■ PROBLEM TO SOLVE ■
Below are records to be output exactly, every one of them.

■ LISTED RECORDS ■
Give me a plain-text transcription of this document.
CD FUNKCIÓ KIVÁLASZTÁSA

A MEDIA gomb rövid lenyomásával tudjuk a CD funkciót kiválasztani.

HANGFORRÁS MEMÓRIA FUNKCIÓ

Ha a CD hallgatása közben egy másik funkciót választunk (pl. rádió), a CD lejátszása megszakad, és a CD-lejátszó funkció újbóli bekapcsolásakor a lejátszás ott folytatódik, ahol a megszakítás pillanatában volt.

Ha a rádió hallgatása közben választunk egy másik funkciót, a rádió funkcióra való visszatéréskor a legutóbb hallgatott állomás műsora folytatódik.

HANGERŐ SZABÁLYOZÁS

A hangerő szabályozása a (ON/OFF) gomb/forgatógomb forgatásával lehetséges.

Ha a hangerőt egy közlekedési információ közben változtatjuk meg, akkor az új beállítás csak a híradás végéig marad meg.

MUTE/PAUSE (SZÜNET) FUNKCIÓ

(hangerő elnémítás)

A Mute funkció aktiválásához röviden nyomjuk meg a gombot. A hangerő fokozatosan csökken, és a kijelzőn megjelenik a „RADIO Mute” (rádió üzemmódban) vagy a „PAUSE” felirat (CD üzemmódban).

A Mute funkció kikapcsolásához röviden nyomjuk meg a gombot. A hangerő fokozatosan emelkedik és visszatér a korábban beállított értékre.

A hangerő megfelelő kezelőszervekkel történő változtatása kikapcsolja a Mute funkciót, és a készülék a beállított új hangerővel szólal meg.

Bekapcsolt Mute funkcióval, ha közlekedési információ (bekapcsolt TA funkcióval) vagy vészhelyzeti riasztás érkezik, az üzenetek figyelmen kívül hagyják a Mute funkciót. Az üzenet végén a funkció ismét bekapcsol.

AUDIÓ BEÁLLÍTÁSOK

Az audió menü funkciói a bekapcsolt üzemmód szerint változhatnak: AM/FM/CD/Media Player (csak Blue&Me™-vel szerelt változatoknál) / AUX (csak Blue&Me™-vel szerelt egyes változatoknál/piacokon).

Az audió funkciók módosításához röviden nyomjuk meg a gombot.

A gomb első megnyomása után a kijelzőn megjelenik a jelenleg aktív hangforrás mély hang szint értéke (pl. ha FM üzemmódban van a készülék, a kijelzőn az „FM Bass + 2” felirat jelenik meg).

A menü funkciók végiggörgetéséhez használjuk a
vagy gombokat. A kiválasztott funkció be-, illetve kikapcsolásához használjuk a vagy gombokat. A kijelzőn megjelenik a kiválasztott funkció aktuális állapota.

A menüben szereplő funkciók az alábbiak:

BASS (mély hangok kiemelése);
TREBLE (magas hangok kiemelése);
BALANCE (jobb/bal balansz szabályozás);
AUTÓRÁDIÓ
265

■ CORRECT RESPONSE ■
Give me a plain-text transcription of this document.
CD FUNKCIÓ KIVÁLASZTÁSA

A MEDIA gomb rövid lenyomásával tudjuk a CD funkciót kiválasztani.

HANGFORRÁS MEMÓRIA FUNKCIÓ

Ha a CD hallgatása közben egy másik funkciót választunk (pl. rádió), a CD lejátszása megszakad, és a CD-lejátszó funkció újbóli bekapcsolásakor a lejátszás ott folytatódik, ahol a megszakítás pillanatában volt.

Ha a rádió hallgatása közben választunk egy másik funkciót, a rádió funkcióra való visszatéréskor a legutóbb hallgatott állomás műsora folytatódik.

HANGERŐ SZABÁLYOZÁS

A hangerő szabályozása a (ON/OFF) gomb/forgatógomb forgatásával lehetséges.

Ha a hangerőt egy közlekedési információ közben változtatjuk meg, akkor az új beállítás csak a híradás végéig marad meg.

MUTE/PAUSE (SZÜNET) FUNKCIÓ

(hangerő elnémítás)

A Mute funkció aktiválásához röviden nyomjuk meg a gombot. A hangerő fokozatosan csökken, és a kijelzőn megjelenik a „RADIO Mute” (rádió üzemmódban) vagy a „PAUSE” felirat (CD üzemmódban).

A Mute funkció kikapcsolásához röviden nyomjuk meg a gombot. A hangerő fokozatosan emelkedik és visszatér a korábban beállított értékre.

A hangerő megfelelő kezelőszervekkel történő változtatása kikapcsolja a Mute funkciót, és a készülék a beállított új hangerővel szólal meg.

Bekapcsolt Mute funkcióval, ha közlekedési információ (bekapcsolt TA funkcióval) vagy vészhelyzeti riasztás érkezik, az üzenetek figyelmen kívül hagyják a Mute funkciót. Az üzenet végén a funkció ismét bekapcsol.

AUDIÓ BEÁLLÍTÁSOK

Az audió menü funkciói a bekapcsolt üzemmód szerint változhatnak: AM/FM/CD/Media Player (csak Blue&Me™-vel szerelt változatoknál) / AUX (csak Blue&Me™-vel szerelt egyes változatoknál/piacokon).

Az audió funkciók módosításához röviden nyomjuk meg a gombot.

A gomb első megnyomása után a kijelzőn megjelenik a jelenleg aktív hangforrás mély hang szint értéke (pl. ha FM üzemmódban van a készülék, a kijelzőn az „FM Bass + 2” felirat jelenik meg).

A menü funkciók végiggörgetéséhez használjuk a
vagy gombokat. A kiválasztott funkció be-, illetve kikapcsolásához használjuk a vagy gombokat. A kijelzőn megjelenik a kiválasztott funkció aktuális állapota.

A menüben szereplő funkciók az alábbiak:

BASS (mély hangok kiemelése);
TREBLE (magas hangok kiemelése);
BALANCE (jobb/bal balansz szabályozás);
AUTÓRÁDIÓ
265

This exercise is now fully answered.